-- Begin DATA TO USE --

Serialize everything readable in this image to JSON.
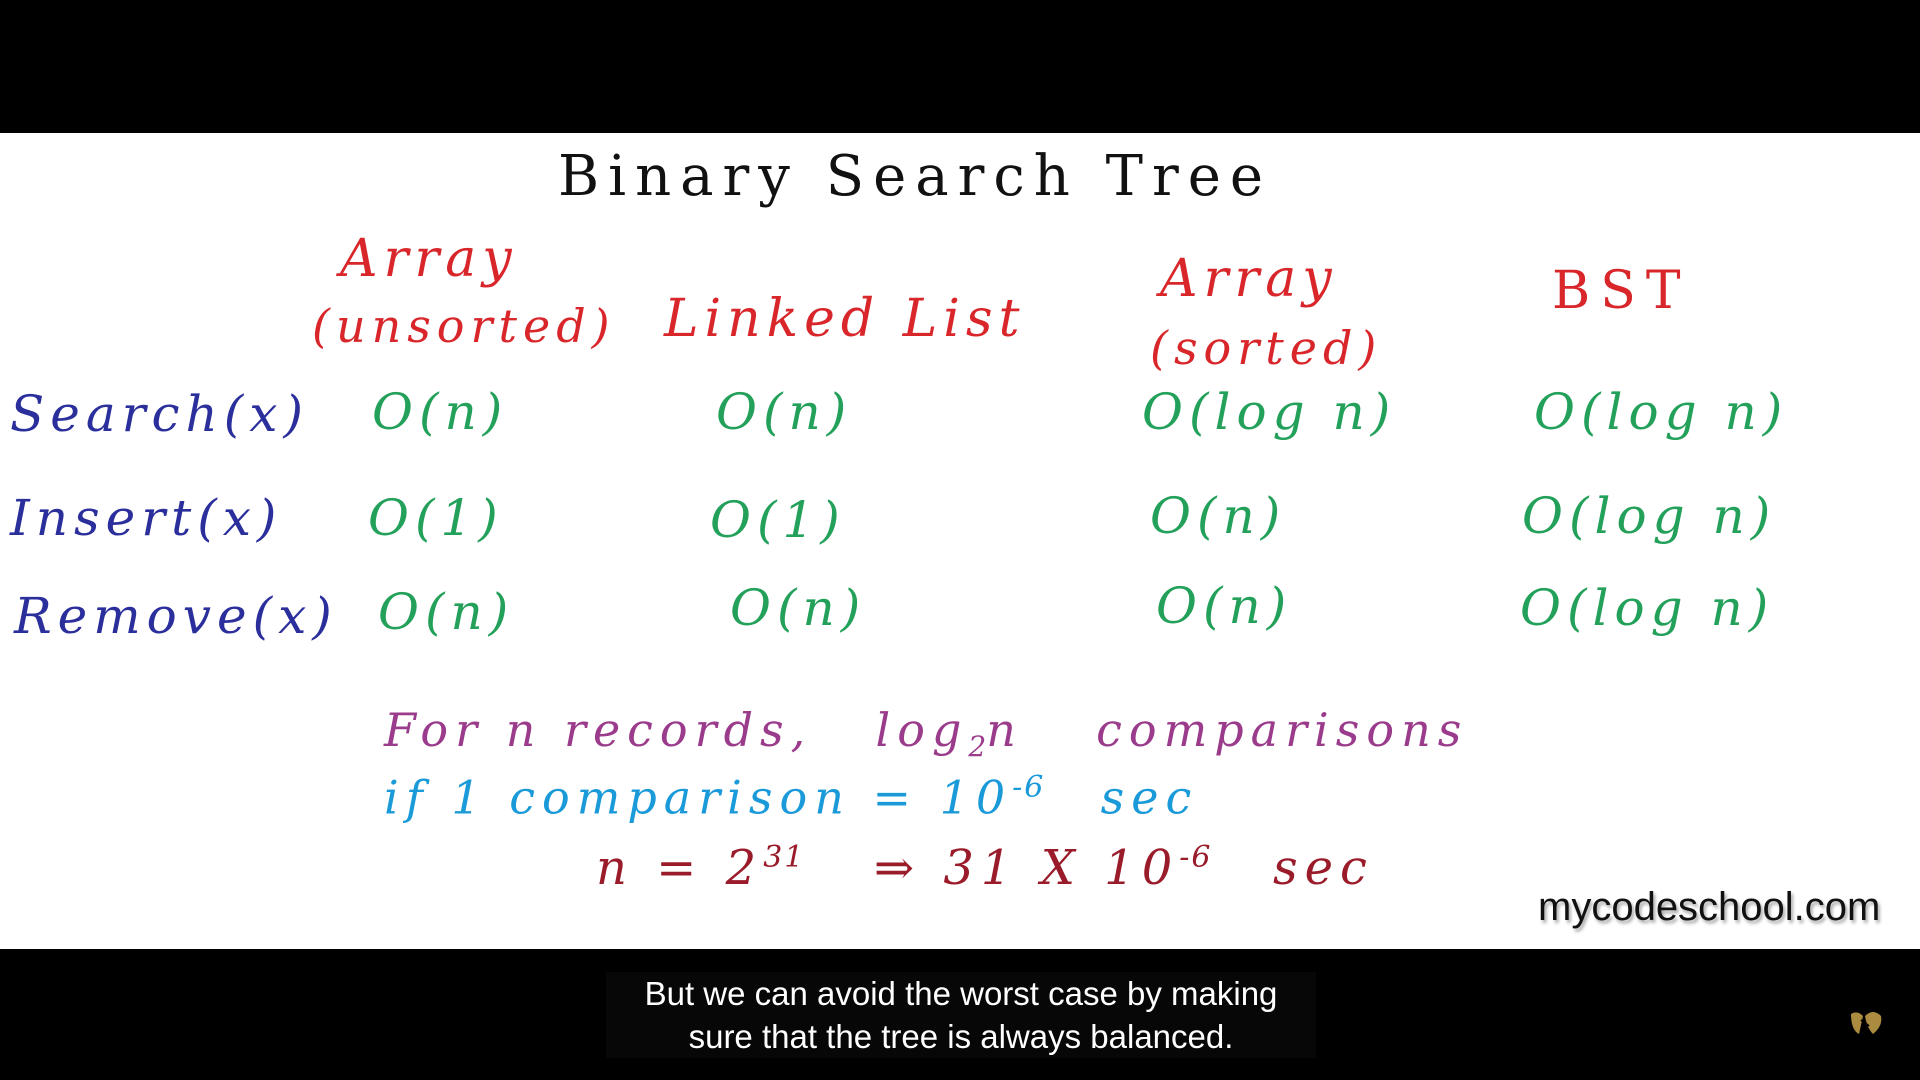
{
  "slide": {
    "title": "Binary Search Tree",
    "columns": [
      {
        "head": "Array",
        "sub": "(unsorted)"
      },
      {
        "head": "Linked List",
        "sub": ""
      },
      {
        "head": "Array",
        "sub": "(sorted)"
      },
      {
        "head": "BST",
        "sub": ""
      }
    ],
    "rows": [
      {
        "label": "Search(x)",
        "cells": [
          "O(n)",
          "O(n)",
          "O(log n)",
          "O(log n)"
        ]
      },
      {
        "label": "Insert(x)",
        "cells": [
          "O(1)",
          "O(1)",
          "O(n)",
          "O(log n)"
        ]
      },
      {
        "label": "Remove(x)",
        "cells": [
          "O(n)",
          "O(n)",
          "O(n)",
          "O(log n)"
        ]
      }
    ],
    "notes": {
      "line1_a": "For n records,",
      "line1_log": "log",
      "line1_base": "2",
      "line1_b": "n",
      "line1_c": "comparisons",
      "line2_a": "if 1 comparison = 10",
      "line2_exp": "-6",
      "line2_b": "sec",
      "line3_a": "n = 2",
      "line3_exp": "31",
      "line3_b": "⇒ 31 X 10",
      "line3_exp2": "-6",
      "line3_c": "sec"
    },
    "watermark": "mycodeschool.com",
    "colors": {
      "title": "#111111",
      "column_headers": "#d8262a",
      "row_labels": "#2b2f9c",
      "cells": "#23a05a",
      "note1": "#9b3b8b",
      "note2": "#1a9ad8",
      "note3": "#9a1b2a"
    }
  },
  "captions": {
    "line1": "But we can avoid the worst case by making",
    "line2": "sure that the tree is always balanced."
  },
  "player": {
    "channel_icon": "channel-watermark-icon"
  }
}
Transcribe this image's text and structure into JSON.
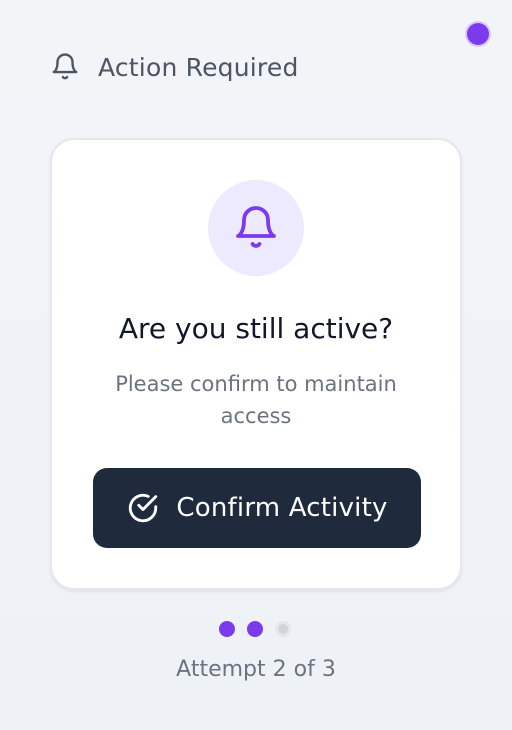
{
  "status": {
    "indicator_color": "#7c3aed"
  },
  "header": {
    "icon": "bell-icon",
    "title": "Action Required"
  },
  "card": {
    "icon": "bell-icon",
    "title": "Are you still active?",
    "subtitle": "Please confirm to maintain access",
    "button": {
      "icon": "check-circle-icon",
      "label": "Confirm Activity"
    }
  },
  "progress": {
    "current_attempt": 2,
    "total_attempts": 3,
    "dots": [
      {
        "state": "active"
      },
      {
        "state": "active"
      },
      {
        "state": "inactive"
      }
    ],
    "label": "Attempt 2 of 3"
  },
  "colors": {
    "accent": "#7c3aed",
    "button_background": "#1f2a3d",
    "icon_background": "#ede9fe"
  }
}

-- End DATA TO USE --

▶ **WHAT NEEDS TO BE DONE**
Return each line of the listing that holds the string "watermark".

▶ **CORRECT RESPONSE**
    "watermark": "mycodeschool.com",
    "channel_icon": "channel-watermark-icon"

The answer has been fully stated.